Pictures stay out of the copy; restate everything else in the material exactly.

================================

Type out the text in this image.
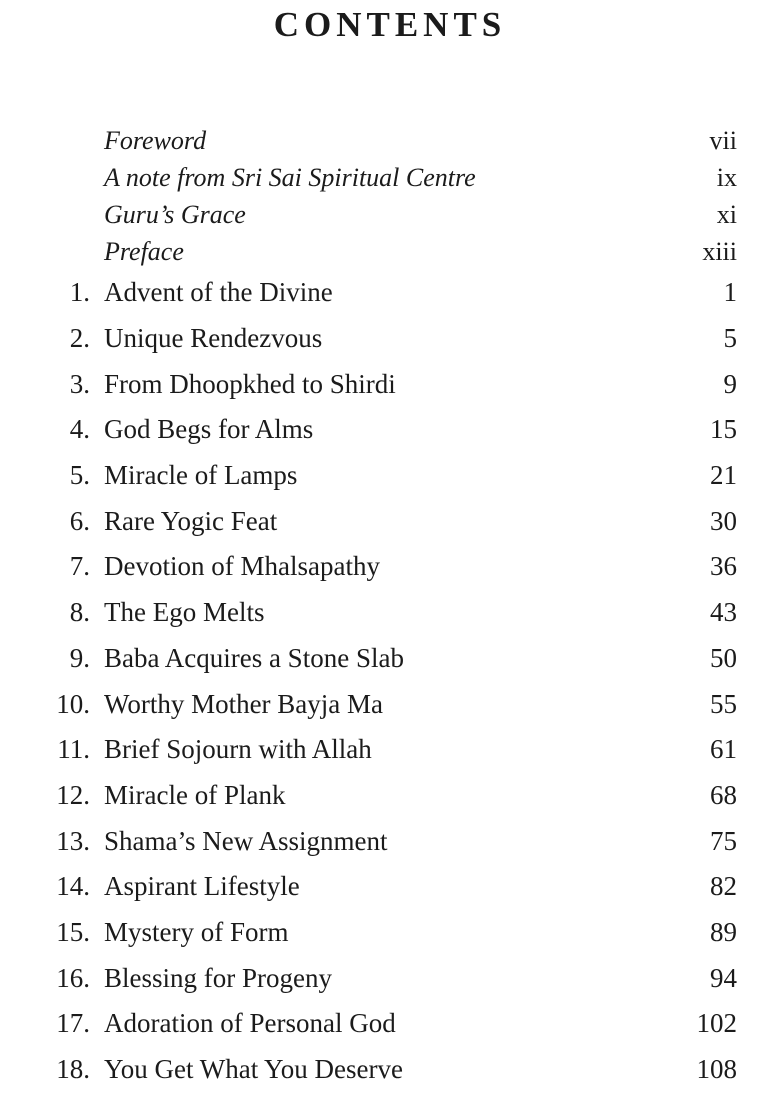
CONTENTS
Foreword	vii
A note from Sri Sai Spiritual Centre	ix
Guru’s Grace	xi
Preface	xiii
1. Advent of the Divine	1
2. Unique Rendezvous	5
3. From Dhoopkhed to Shirdi	9
4. God Begs for Alms	15
5. Miracle of Lamps	21
6. Rare Yogic Feat	30
7. Devotion of Mhalsapathy	36
8. The Ego Melts	43
9. Baba Acquires a Stone Slab	50
10. Worthy Mother Bayja Ma	55
11. Brief Sojourn with Allah	61
12. Miracle of Plank	68
13. Shama’s New Assignment	75
14. Aspirant Lifestyle	82
15. Mystery of Form	89
16. Blessing for Progeny	94
17. Adoration of Personal God	102
18. You Get What You Deserve	108
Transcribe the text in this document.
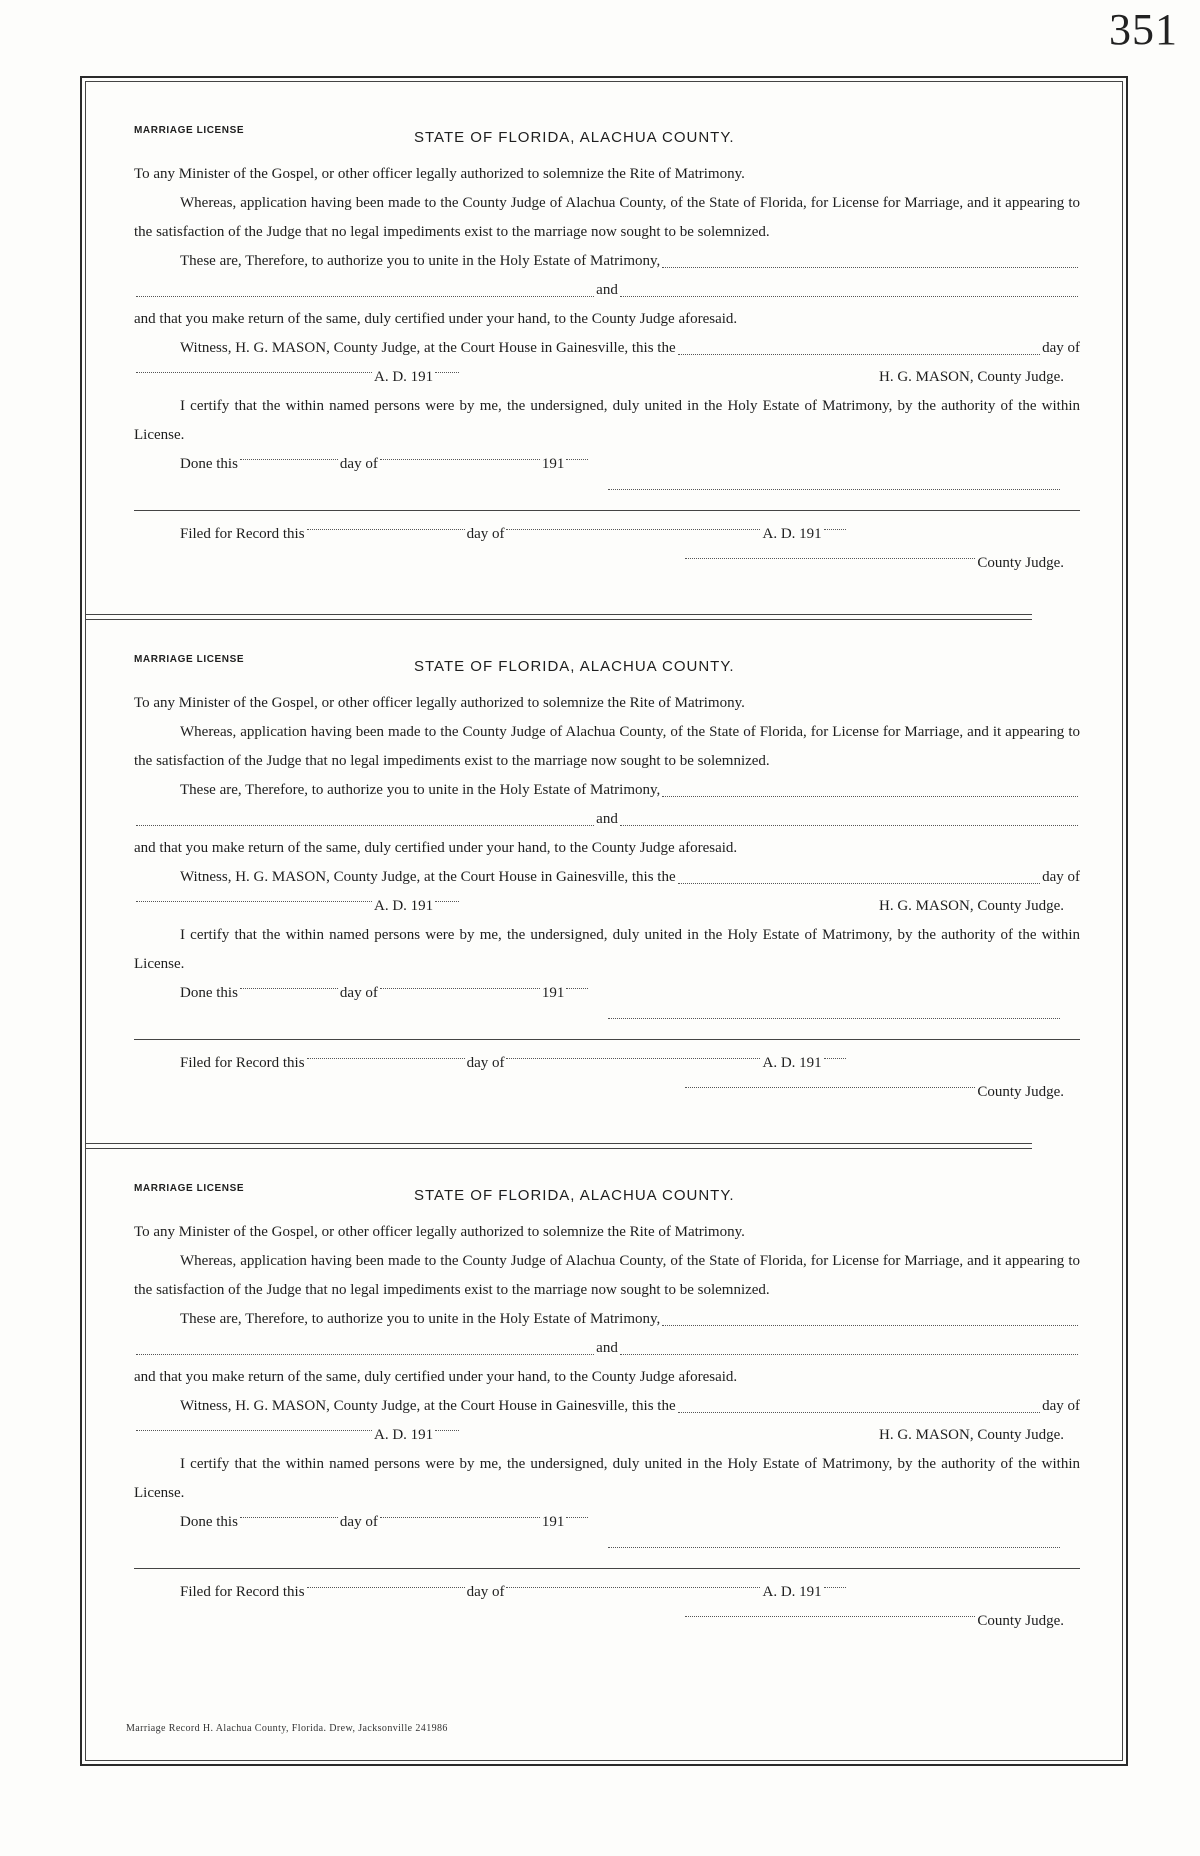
351
MARRIAGE LICENSE	STATE OF FLORIDA, ALACHUA COUNTY.
To any Minister of the Gospel, or other officer legally authorized to solemnize the Rite of Matrimony.
Whereas, application having been made to the County Judge of Alachua County, of the State of Florida, for License for Marriage, and it appearing to the satisfaction of the Judge that no legal impediments exist to the marriage now sought to be solemnized.
These are, Therefore, to authorize you to unite in the Holy Estate of Matrimony,
and
and that you make return of the same, duly certified under your hand, to the County Judge aforesaid.
Witness, H. G. MASON, County Judge, at the Court House in Gainesville, this the	day of
A. D. 191	H. G. MASON, County Judge.
I certify that the within named persons were by me, the undersigned, duly united in the Holy Estate of Matrimony, by the authority of the within License.
Done this	day of	191
Filed for Record this	day of	A. D. 191
County Judge.
MARRIAGE LICENSE	STATE OF FLORIDA, ALACHUA COUNTY.
To any Minister of the Gospel, or other officer legally authorized to solemnize the Rite of Matrimony.
Whereas, application having been made to the County Judge of Alachua County, of the State of Florida, for License for Marriage, and it appearing to the satisfaction of the Judge that no legal impediments exist to the marriage now sought to be solemnized.
These are, Therefore, to authorize you to unite in the Holy Estate of Matrimony,
and
and that you make return of the same, duly certified under your hand, to the County Judge aforesaid.
Witness, H. G. MASON, County Judge, at the Court House in Gainesville, this the	day of
A. D. 191	H. G. MASON, County Judge.
I certify that the within named persons were by me, the undersigned, duly united in the Holy Estate of Matrimony, by the authority of the within License.
Done this	day of	191
Filed for Record this	day of	A. D. 191
County Judge.
MARRIAGE LICENSE	STATE OF FLORIDA, ALACHUA COUNTY.
To any Minister of the Gospel, or other officer legally authorized to solemnize the Rite of Matrimony.
Whereas, application having been made to the County Judge of Alachua County, of the State of Florida, for License for Marriage, and it appearing to the satisfaction of the Judge that no legal impediments exist to the marriage now sought to be solemnized.
These are, Therefore, to authorize you to unite in the Holy Estate of Matrimony,
and
and that you make return of the same, duly certified under your hand, to the County Judge aforesaid.
Witness, H. G. MASON, County Judge, at the Court House in Gainesville, this the	day of
A. D. 191	H. G. MASON, County Judge.
I certify that the within named persons were by me, the undersigned, duly united in the Holy Estate of Matrimony, by the authority of the within License.
Done this	day of	191
Filed for Record this	day of	A. D. 191
County Judge.
Marriage Record H. Alachua County, Florida. Drew, Jacksonville 241986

================================

Solution below:
Type out the text in this image.
CONTENTS
Foreword	vii
A note from Sri Sai Spiritual Centre	ix
Guru’s Grace	xi
Preface	xiii
1. Advent of the Divine	1
2. Unique Rendezvous	5
3. From Dhoopkhed to Shirdi	9
4. God Begs for Alms	15
5. Miracle of Lamps	21
6. Rare Yogic Feat	30
7. Devotion of Mhalsapathy	36
8. The Ego Melts	43
9. Baba Acquires a Stone Slab	50
10. Worthy Mother Bayja Ma	55
11. Brief Sojourn with Allah	61
12. Miracle of Plank	68
13. Shama’s New Assignment	75
14. Aspirant Lifestyle	82
15. Mystery of Form	89
16. Blessing for Progeny	94
17. Adoration of Personal God	102
18. You Get What You Deserve	108
Transcribe the text in this document.
351
MARRIAGE LICENSE	STATE OF FLORIDA, ALACHUA COUNTY.
To any Minister of the Gospel, or other officer legally authorized to solemnize the Rite of Matrimony.
Whereas, application having been made to the County Judge of Alachua County, of the State of Florida, for License for Marriage, and it appearing to the satisfaction of the Judge that no legal impediments exist to the marriage now sought to be solemnized.
These are, Therefore, to authorize you to unite in the Holy Estate of Matrimony,
and
and that you make return of the same, duly certified under your hand, to the County Judge aforesaid.
Witness, H. G. MASON, County Judge, at the Court House in Gainesville, this the	day of
A. D. 191	H. G. MASON, County Judge.
I certify that the within named persons were by me, the undersigned, duly united in the Holy Estate of Matrimony, by the authority of the within License.
Done this	day of	191
Filed for Record this	day of	A. D. 191
County Judge.
MARRIAGE LICENSE	STATE OF FLORIDA, ALACHUA COUNTY.
To any Minister of the Gospel, or other officer legally authorized to solemnize the Rite of Matrimony.
Whereas, application having been made to the County Judge of Alachua County, of the State of Florida, for License for Marriage, and it appearing to the satisfaction of the Judge that no legal impediments exist to the marriage now sought to be solemnized.
These are, Therefore, to authorize you to unite in the Holy Estate of Matrimony,
and
and that you make return of the same, duly certified under your hand, to the County Judge aforesaid.
Witness, H. G. MASON, County Judge, at the Court House in Gainesville, this the	day of
A. D. 191	H. G. MASON, County Judge.
I certify that the within named persons were by me, the undersigned, duly united in the Holy Estate of Matrimony, by the authority of the within License.
Done this	day of	191
Filed for Record this	day of	A. D. 191
County Judge.
MARRIAGE LICENSE	STATE OF FLORIDA, ALACHUA COUNTY.
To any Minister of the Gospel, or other officer legally authorized to solemnize the Rite of Matrimony.
Whereas, application having been made to the County Judge of Alachua County, of the State of Florida, for License for Marriage, and it appearing to the satisfaction of the Judge that no legal impediments exist to the marriage now sought to be solemnized.
These are, Therefore, to authorize you to unite in the Holy Estate of Matrimony,
and
and that you make return of the same, duly certified under your hand, to the County Judge aforesaid.
Witness, H. G. MASON, County Judge, at the Court House in Gainesville, this the	day of
A. D. 191	H. G. MASON, County Judge.
I certify that the within named persons were by me, the undersigned, duly united in the Holy Estate of Matrimony, by the authority of the within License.
Done this	day of	191
Filed for Record this	day of	A. D. 191
County Judge.
Marriage Record H. Alachua County, Florida. Drew, Jacksonville 241986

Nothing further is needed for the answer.